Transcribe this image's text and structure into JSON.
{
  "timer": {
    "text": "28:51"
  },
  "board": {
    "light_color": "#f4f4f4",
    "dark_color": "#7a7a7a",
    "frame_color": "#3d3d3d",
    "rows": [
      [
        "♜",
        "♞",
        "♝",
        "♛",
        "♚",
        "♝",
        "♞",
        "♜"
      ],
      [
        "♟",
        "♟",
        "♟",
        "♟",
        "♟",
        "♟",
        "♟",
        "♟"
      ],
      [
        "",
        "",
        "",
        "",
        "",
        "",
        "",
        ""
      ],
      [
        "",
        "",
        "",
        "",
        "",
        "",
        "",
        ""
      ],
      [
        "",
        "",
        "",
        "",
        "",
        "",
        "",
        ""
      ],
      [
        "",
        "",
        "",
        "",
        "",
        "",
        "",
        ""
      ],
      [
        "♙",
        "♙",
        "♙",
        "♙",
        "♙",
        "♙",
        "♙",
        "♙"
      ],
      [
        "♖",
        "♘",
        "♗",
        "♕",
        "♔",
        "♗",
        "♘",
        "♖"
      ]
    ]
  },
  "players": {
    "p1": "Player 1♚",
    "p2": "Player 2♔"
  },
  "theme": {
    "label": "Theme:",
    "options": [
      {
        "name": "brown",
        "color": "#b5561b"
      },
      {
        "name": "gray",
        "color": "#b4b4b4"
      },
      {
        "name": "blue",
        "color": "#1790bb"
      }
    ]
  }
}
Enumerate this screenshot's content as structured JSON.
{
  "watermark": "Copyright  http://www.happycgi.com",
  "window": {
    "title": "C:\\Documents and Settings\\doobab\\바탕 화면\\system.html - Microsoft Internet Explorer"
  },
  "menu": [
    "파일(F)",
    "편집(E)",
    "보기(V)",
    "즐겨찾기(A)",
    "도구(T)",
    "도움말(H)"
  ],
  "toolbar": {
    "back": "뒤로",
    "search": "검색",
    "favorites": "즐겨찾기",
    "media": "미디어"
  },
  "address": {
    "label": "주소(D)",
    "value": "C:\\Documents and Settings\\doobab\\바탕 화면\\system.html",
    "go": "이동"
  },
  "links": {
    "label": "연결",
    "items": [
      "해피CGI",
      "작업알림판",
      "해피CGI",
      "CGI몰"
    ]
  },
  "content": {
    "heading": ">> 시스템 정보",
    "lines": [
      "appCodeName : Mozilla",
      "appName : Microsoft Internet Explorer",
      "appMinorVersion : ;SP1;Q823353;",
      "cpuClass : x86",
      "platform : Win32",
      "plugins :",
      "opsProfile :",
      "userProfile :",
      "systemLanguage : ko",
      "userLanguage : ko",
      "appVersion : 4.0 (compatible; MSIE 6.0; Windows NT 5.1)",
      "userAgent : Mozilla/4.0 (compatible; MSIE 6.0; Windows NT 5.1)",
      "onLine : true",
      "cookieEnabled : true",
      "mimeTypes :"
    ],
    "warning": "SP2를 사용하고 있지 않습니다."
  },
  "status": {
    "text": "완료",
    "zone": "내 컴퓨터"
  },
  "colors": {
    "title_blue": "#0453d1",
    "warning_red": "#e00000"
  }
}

——————————

YOUR OBJECTIVE: The answer should be a single number: the count of lines in the data that include the string "Windows".

EXPECTED ANSWER: 2